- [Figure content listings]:
........
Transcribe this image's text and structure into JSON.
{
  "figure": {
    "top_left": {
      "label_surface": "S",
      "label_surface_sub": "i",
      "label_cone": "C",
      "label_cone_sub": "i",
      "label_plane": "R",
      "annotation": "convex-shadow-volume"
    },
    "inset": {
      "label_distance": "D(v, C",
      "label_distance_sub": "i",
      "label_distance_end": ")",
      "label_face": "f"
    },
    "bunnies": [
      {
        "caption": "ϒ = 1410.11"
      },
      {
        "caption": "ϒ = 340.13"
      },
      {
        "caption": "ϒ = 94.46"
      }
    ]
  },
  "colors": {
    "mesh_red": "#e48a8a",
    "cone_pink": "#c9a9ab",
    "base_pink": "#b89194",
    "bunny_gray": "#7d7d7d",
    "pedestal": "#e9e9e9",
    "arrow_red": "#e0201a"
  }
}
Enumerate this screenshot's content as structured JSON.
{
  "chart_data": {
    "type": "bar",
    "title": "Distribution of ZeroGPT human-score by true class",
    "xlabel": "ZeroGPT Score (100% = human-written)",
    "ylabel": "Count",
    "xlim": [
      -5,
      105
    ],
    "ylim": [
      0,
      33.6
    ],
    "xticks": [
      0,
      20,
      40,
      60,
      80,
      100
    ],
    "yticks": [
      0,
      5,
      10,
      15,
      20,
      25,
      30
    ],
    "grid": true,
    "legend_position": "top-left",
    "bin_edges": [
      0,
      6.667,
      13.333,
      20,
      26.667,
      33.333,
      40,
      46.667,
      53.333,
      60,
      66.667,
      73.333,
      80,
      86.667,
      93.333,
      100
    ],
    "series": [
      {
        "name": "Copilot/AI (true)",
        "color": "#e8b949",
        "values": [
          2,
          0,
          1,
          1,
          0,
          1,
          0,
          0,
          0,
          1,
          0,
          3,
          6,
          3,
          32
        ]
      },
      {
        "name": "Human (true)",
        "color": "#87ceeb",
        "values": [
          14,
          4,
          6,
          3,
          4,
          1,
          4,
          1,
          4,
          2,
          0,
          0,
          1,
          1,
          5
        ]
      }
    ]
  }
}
........
- [Exercise brief]:
Repeat the records above exactly, leaving none out.

- [Task answer]:
Transcribe this image's text and structure into JSON.
{
  "figure": {
    "top_left": {
      "label_surface": "S",
      "label_surface_sub": "i",
      "label_cone": "C",
      "label_cone_sub": "i",
      "label_plane": "R",
      "annotation": "convex-shadow-volume"
    },
    "inset": {
      "label_distance": "D(v, C",
      "label_distance_sub": "i",
      "label_distance_end": ")",
      "label_face": "f"
    },
    "bunnies": [
      {
        "caption": "ϒ = 1410.11"
      },
      {
        "caption": "ϒ = 340.13"
      },
      {
        "caption": "ϒ = 94.46"
      }
    ]
  },
  "colors": {
    "mesh_red": "#e48a8a",
    "cone_pink": "#c9a9ab",
    "base_pink": "#b89194",
    "bunny_gray": "#7d7d7d",
    "pedestal": "#e9e9e9",
    "arrow_red": "#e0201a"
  }
}
Enumerate this screenshot's content as structured JSON.
{
  "chart_data": {
    "type": "bar",
    "title": "Distribution of ZeroGPT human-score by true class",
    "xlabel": "ZeroGPT Score (100% = human-written)",
    "ylabel": "Count",
    "xlim": [
      -5,
      105
    ],
    "ylim": [
      0,
      33.6
    ],
    "xticks": [
      0,
      20,
      40,
      60,
      80,
      100
    ],
    "yticks": [
      0,
      5,
      10,
      15,
      20,
      25,
      30
    ],
    "grid": true,
    "legend_position": "top-left",
    "bin_edges": [
      0,
      6.667,
      13.333,
      20,
      26.667,
      33.333,
      40,
      46.667,
      53.333,
      60,
      66.667,
      73.333,
      80,
      86.667,
      93.333,
      100
    ],
    "series": [
      {
        "name": "Copilot/AI (true)",
        "color": "#e8b949",
        "values": [
          2,
          0,
          1,
          1,
          0,
          1,
          0,
          0,
          0,
          1,
          0,
          3,
          6,
          3,
          32
        ]
      },
      {
        "name": "Human (true)",
        "color": "#87ceeb",
        "values": [
          14,
          4,
          6,
          3,
          4,
          1,
          4,
          1,
          4,
          2,
          0,
          0,
          1,
          1,
          5
        ]
      }
    ]
  }
}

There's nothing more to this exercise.